WORK INSTRUCTION 1: Quote the passage on the Matter interaction model word for word, from "- Clients - A" to "ESP32 Matter device.".
WORK INSTRUCTION 2: Extend the passage on Matter nodes, endpoints and clusters, picking up after its final sentence.

[SOURCE EXTRACT — start]

In Matter terms, we will group these features in clusters and expose them on endpoints and the node/device. The following figure will give a simplified overview of the interaction model.

Node, Endpoints and Clusters

Let’s discuss this figure step by step:

Node - The physical device on the network, represented by a Node ID in our Fabric.
Endpoint - Are related to one device characteristic. e.g. a lighting device with two light bulbs would have two identical endpoints to control each light bulb separately. Endpoint 0 is reserved for Matter-specific features, such as pairing the device with the network.
Cluster - A set of features to control on a specific endpoint. E.g. the feature of turning the device on and off is called the OnOff Cluster.
- Servers - A light bulb would implement a Cluster Server awaiting commands to turn on and off the light.
- Clients - A light switch would implement a Cluster Client to send on/off commands to the light bulb.
Commands - Will trigger a specific action on the Cluster. E.g. turn on light.
Attributes - Will store information about a specific Cluster state. E.g. is light turned on or off?

With this background, we can start using the chip-tool to commission our ESP32 Matter device.

[SOURCE EXTRACT — finish]
[MATERIAL SUPPLIED — start]

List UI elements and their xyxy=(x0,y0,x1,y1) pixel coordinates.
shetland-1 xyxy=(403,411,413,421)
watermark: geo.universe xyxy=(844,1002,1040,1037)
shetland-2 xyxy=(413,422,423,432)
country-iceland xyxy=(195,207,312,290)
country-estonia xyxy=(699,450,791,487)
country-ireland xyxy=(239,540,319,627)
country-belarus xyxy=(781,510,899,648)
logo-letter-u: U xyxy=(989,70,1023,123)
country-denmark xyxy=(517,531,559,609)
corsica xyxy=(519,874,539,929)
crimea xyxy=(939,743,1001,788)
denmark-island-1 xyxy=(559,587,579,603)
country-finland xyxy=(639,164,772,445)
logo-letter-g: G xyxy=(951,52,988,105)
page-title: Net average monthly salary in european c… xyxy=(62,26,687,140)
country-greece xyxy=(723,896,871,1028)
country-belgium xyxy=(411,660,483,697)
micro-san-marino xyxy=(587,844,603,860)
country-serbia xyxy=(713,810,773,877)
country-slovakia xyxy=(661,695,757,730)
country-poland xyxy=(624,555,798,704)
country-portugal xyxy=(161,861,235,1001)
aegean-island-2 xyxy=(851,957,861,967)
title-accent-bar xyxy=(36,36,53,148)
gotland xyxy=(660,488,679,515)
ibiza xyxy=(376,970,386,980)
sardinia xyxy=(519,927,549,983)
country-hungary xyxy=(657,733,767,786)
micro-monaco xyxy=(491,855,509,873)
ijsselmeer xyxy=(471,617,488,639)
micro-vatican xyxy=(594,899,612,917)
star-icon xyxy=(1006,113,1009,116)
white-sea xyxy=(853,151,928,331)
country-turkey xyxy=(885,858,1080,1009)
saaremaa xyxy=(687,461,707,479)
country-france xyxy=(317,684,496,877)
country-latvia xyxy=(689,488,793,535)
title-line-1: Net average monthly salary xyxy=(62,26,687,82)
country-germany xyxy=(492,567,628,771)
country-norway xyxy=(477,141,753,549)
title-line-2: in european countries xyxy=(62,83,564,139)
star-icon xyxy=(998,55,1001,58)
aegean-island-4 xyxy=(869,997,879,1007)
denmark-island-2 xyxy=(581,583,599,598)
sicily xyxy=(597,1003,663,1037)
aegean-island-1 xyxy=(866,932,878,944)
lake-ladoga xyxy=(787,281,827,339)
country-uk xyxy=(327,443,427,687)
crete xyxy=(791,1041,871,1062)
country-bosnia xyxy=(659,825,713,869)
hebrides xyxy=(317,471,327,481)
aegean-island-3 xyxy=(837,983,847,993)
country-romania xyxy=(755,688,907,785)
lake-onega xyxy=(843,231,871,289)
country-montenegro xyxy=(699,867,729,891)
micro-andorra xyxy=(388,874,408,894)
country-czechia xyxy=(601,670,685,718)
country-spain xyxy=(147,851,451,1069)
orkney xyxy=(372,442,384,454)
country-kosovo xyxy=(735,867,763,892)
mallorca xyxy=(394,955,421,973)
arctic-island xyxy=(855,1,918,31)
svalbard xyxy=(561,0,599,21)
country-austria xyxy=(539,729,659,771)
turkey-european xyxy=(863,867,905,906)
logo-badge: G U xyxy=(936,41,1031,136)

[MATERIAL SUPPLIED — finish]

TASK OUTPUT 1:
- Clients - A light switch would implement a Cluster Client to send on/off commands to the light bulb.
Commands - Will trigger a specific action on the Cluster. E.g. turn on light.
Attributes - Will store information about a specific Cluster state. E.g. is light turned on or off?

With this background, we can start using the chip-tool to commission our ESP32 Matter device.

TASK OUTPUT 2:
Commissioning the ESP32

To start the commissioning, we will need the following things:

Wi-Fi Network Credentials (we will use SSID “IoT Testing” and Password “NotTheRealPassword”)
Device Discriminator (in this example it is “3840“)
Device Passcode (in this example it is “20202021”)

Discriminator:
A Discriminator value helps to further identify potential devices during the setup process and helps to improve the speed and robustness of the setup experience for the user. The Discriminator should be different for each individual device.

At first, we want to pair our laptop with the chip-tool (the Commissioner) with our ESP32 (the Commissionee) and provide the Wi-Fi credentials, the following command will do this for us. The Node ID (here “12344321”) can be chosen freely.

# ./chip-tool pairing ble-wifi node-id ssid password setup-pin-code discriminator 
./chip-tool pairing ble-wifi 12344321 "IoT Testing" NotTheRealPassword 20202021 3840

This will perform the complete commissioning discussed in Part 1. In the GIF below, you can see both the monitoring of the device (bottom) and the commissioning with the chip-tool (top).

Pairing the Matter device

Let’s have a look at the logs of the chip-tool for the commissioning process and match the output to what we learned in Part 1.

The location where the Fabric credentials are stored. You need to back up these files if you want to keep access to your matter devices, as they will be removed after reboot, when the /tmp folder is cleared.

Protocol Output

The log output with comments to explain each section and a summary after the listing.

Protocol Output

In summary, the chip-tool does the following:

1.) Discover device via BLE using the discriminator

2.) Setup secure communication (PASE)

3.) Communicate basic information

4.) Perform device attestation

5.) Configure operational credentials on the device

6.) Enable Wi-Fi access on the device

7.) Test connection to the device (CASE)

8.) Close and cleanup all sessions.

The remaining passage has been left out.